§ AVAILABLE DATA

** Begin **

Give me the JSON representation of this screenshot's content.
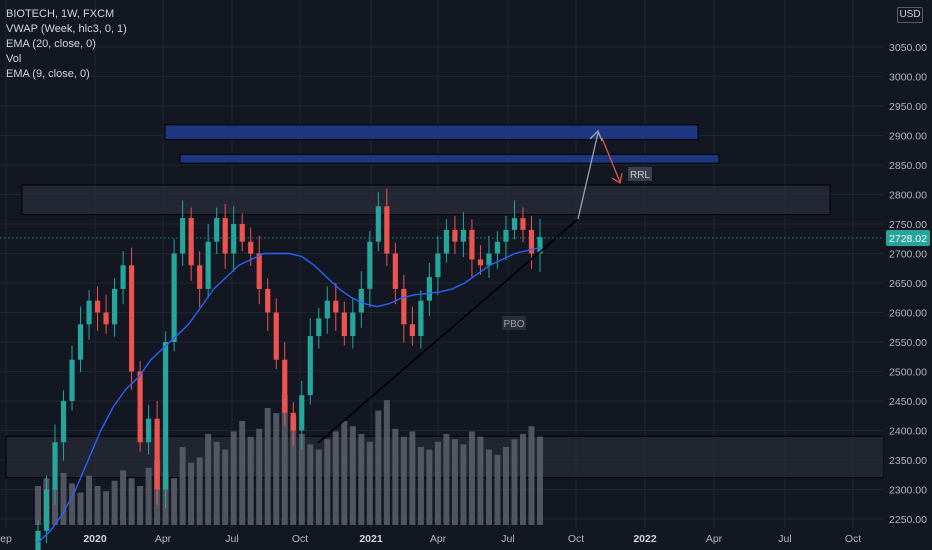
{
  "legend": {
    "symbol": "BIOTECH, 1W, FXCM",
    "ind1": "VWAP (Week, hlc3, 0, 1)",
    "ind2": "EMA (20, close, 0)",
    "ind3": "Vol",
    "ind4": "EMA (9, close, 0)"
  },
  "currency_button": "USD",
  "price_tag": "2728.02",
  "annotations": {
    "rrl": "RRL",
    "pbo": "PBO"
  },
  "colors": {
    "up": "#26a69a",
    "down": "#ef5350",
    "ema": "#2962ff",
    "zone": "#1e3a8a",
    "bg": "#131722",
    "grid": "#1f2433"
  },
  "chart_data": {
    "type": "candlestick",
    "symbol": "BIOTECH",
    "interval": "1W",
    "ylim": [
      2240,
      3120
    ],
    "y_ticks": [
      3050,
      3000,
      2950,
      2900,
      2850,
      2800,
      2750,
      2700,
      2650,
      2600,
      2550,
      2500,
      2450,
      2400,
      2350,
      2300,
      2250
    ],
    "x_ticks": [
      "ep",
      "2020",
      "Apr",
      "Jul",
      "Oct",
      "2021",
      "Apr",
      "Jul",
      "Oct",
      "2022",
      "Apr",
      "Jul",
      "Oct"
    ],
    "last_price": 2728.02,
    "series": [
      {
        "name": "EMA (20, close, 0)",
        "y": [
          2210,
          2230,
          2260,
          2300,
          2350,
          2400,
          2440,
          2470,
          2490,
          2520,
          2540,
          2560,
          2580,
          2610,
          2640,
          2660,
          2680,
          2690,
          2700,
          2700,
          2700,
          2695,
          2680,
          2660,
          2640,
          2625,
          2615,
          2610,
          2615,
          2625,
          2630,
          2632,
          2635,
          2640,
          2650,
          2665,
          2680,
          2690,
          2700,
          2705,
          2710
        ]
      },
      {
        "name": "Close",
        "y": [
          2230,
          2300,
          2380,
          2450,
          2520,
          2580,
          2620,
          2600,
          2580,
          2640,
          2680,
          2500,
          2380,
          2420,
          2300,
          2550,
          2700,
          2760,
          2680,
          2640,
          2720,
          2760,
          2700,
          2750,
          2720,
          2700,
          2640,
          2600,
          2520,
          2430,
          2400,
          2460,
          2560,
          2590,
          2620,
          2600,
          2560,
          2600,
          2640,
          2720,
          2780,
          2700,
          2640,
          2580,
          2560,
          2620,
          2660,
          2700,
          2740,
          2720,
          2740,
          2690,
          2680,
          2700,
          2720,
          2740,
          2760,
          2740,
          2700,
          2728
        ]
      }
    ],
    "zones": [
      {
        "label": "",
        "top": 2918,
        "bottom": 2893
      },
      {
        "label": "",
        "top": 2868,
        "bottom": 2853
      },
      {
        "label": "",
        "top": 2816,
        "bottom": 2766
      },
      {
        "label": "",
        "top": 2390,
        "bottom": 2320
      }
    ]
  }
}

** End **

§ TASK INSTRUCTIONS
Copy each line in the data that holds the word "BIOTECH".

§ ANSWER
    "symbol": "BIOTECH, 1W, FXCM",
    "symbol": "BIOTECH",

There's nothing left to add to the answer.